Direction >> Will you print the material below without altering a single character?

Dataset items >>

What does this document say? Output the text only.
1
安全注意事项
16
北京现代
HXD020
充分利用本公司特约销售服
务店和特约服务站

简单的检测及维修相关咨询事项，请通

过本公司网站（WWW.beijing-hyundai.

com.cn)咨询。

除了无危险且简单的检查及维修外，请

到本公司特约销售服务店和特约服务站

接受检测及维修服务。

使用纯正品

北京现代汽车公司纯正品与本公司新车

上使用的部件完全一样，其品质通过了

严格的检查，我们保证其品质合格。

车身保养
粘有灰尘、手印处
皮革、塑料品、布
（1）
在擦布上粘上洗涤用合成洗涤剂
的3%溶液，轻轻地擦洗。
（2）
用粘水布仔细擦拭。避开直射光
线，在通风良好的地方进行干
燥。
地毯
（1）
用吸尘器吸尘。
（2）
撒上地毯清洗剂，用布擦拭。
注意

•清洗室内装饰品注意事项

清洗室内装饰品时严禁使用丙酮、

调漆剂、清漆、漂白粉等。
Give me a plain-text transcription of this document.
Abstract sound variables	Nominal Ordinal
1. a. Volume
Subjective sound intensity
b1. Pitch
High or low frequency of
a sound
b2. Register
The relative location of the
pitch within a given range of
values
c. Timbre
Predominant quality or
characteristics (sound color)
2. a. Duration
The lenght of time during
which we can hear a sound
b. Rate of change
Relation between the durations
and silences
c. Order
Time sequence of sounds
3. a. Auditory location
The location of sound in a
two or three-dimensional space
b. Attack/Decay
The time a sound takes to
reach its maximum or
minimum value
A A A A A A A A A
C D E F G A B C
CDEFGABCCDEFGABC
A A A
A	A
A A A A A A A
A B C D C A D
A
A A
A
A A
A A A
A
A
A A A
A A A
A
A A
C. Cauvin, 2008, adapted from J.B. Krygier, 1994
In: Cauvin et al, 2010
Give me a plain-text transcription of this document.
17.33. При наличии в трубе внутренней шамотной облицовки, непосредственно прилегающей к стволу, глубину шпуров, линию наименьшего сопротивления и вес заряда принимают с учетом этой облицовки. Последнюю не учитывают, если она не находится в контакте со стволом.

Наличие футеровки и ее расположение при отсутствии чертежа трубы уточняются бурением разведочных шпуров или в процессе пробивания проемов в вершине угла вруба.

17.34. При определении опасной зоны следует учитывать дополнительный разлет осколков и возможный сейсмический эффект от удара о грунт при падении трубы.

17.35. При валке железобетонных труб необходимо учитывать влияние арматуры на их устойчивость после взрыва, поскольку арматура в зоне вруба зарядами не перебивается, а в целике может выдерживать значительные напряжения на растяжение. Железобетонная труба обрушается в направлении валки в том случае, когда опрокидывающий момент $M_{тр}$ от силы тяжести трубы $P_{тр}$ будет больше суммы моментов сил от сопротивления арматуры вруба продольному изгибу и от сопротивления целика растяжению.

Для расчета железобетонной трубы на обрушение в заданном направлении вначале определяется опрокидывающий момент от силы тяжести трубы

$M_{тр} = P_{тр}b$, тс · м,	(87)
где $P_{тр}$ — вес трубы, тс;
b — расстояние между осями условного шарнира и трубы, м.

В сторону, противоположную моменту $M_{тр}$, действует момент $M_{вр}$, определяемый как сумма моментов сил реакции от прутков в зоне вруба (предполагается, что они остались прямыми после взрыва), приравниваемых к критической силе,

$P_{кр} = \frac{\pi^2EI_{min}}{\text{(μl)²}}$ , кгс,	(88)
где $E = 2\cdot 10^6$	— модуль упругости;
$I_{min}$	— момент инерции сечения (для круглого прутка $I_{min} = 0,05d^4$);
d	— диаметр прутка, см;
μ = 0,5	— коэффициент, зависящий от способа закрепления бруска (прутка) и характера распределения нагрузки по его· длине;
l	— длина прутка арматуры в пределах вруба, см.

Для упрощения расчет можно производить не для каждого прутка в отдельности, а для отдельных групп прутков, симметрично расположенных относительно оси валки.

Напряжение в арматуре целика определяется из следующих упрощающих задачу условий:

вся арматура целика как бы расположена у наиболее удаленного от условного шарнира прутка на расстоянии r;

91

Response to this task >>
What does this document say? Output the text only.
1
安全注意事项
16
北京现代
HXD020
充分利用本公司特约销售服
务店和特约服务站

简单的检测及维修相关咨询事项，请通

过本公司网站（WWW.beijing-hyundai.

com.cn)咨询。

除了无危险且简单的检查及维修外，请

到本公司特约销售服务店和特约服务站

接受检测及维修服务。

使用纯正品

北京现代汽车公司纯正品与本公司新车

上使用的部件完全一样，其品质通过了

严格的检查，我们保证其品质合格。

车身保养
粘有灰尘、手印处
皮革、塑料品、布
（1）
在擦布上粘上洗涤用合成洗涤剂
的3%溶液，轻轻地擦洗。
（2）
用粘水布仔细擦拭。避开直射光
线，在通风良好的地方进行干
燥。
地毯
（1）
用吸尘器吸尘。
（2）
撒上地毯清洗剂，用布擦拭。
注意

•清洗室内装饰品注意事项

清洗室内装饰品时严禁使用丙酮、

调漆剂、清漆、漂白粉等。
Give me a plain-text transcription of this document.
Abstract sound variables	Nominal Ordinal
1. a. Volume
Subjective sound intensity
b1. Pitch
High or low frequency of
a sound
b2. Register
The relative location of the
pitch within a given range of
values
c. Timbre
Predominant quality or
characteristics (sound color)
2. a. Duration
The lenght of time during
which we can hear a sound
b. Rate of change
Relation between the durations
and silences
c. Order
Time sequence of sounds
3. a. Auditory location
The location of sound in a
two or three-dimensional space
b. Attack/Decay
The time a sound takes to
reach its maximum or
minimum value
A A A A A A A A A
C D E F G A B C
CDEFGABCCDEFGABC
A A A
A	A
A A A A A A A
A B C D C A D
A
A A
A
A A
A A A
A
A
A A A
A A A
A
A A
C. Cauvin, 2008, adapted from J.B. Krygier, 1994
In: Cauvin et al, 2010
Give me a plain-text transcription of this document.
17.33. При наличии в трубе внутренней шамотной облицовки, непосредственно прилегающей к стволу, глубину шпуров, линию наименьшего сопротивления и вес заряда принимают с учетом этой облицовки. Последнюю не учитывают, если она не находится в контакте со стволом.

Наличие футеровки и ее расположение при отсутствии чертежа трубы уточняются бурением разведочных шпуров или в процессе пробивания проемов в вершине угла вруба.

17.34. При определении опасной зоны следует учитывать дополнительный разлет осколков и возможный сейсмический эффект от удара о грунт при падении трубы.

17.35. При валке железобетонных труб необходимо учитывать влияние арматуры на их устойчивость после взрыва, поскольку арматура в зоне вруба зарядами не перебивается, а в целике может выдерживать значительные напряжения на растяжение. Железобетонная труба обрушается в направлении валки в том случае, когда опрокидывающий момент $M_{тр}$ от силы тяжести трубы $P_{тр}$ будет больше суммы моментов сил от сопротивления арматуры вруба продольному изгибу и от сопротивления целика растяжению.

Для расчета железобетонной трубы на обрушение в заданном направлении вначале определяется опрокидывающий момент от силы тяжести трубы

$M_{тр} = P_{тр}b$, тс · м,	(87)
где $P_{тр}$ — вес трубы, тс;
b — расстояние между осями условного шарнира и трубы, м.

В сторону, противоположную моменту $M_{тр}$, действует момент $M_{вр}$, определяемый как сумма моментов сил реакции от прутков в зоне вруба (предполагается, что они остались прямыми после взрыва), приравниваемых к критической силе,

$P_{кр} = \frac{\pi^2EI_{min}}{\text{(μl)²}}$ , кгс,	(88)
где $E = 2\cdot 10^6$	— модуль упругости;
$I_{min}$	— момент инерции сечения (для круглого прутка $I_{min} = 0,05d^4$);
d	— диаметр прутка, см;
μ = 0,5	— коэффициент, зависящий от способа закрепления бруска (прутка) и характера распределения нагрузки по его· длине;
l	— длина прутка арматуры в пределах вруба, см.

Для упрощения расчет можно производить не для каждого прутка в отдельности, а для отдельных групп прутков, симметрично расположенных относительно оси валки.

Напряжение в арматуре целика определяется из следующих упрощающих задачу условий:

вся арматура целика как бы расположена у наиболее удаленного от условного шарнира прутка на расстоянии r;

91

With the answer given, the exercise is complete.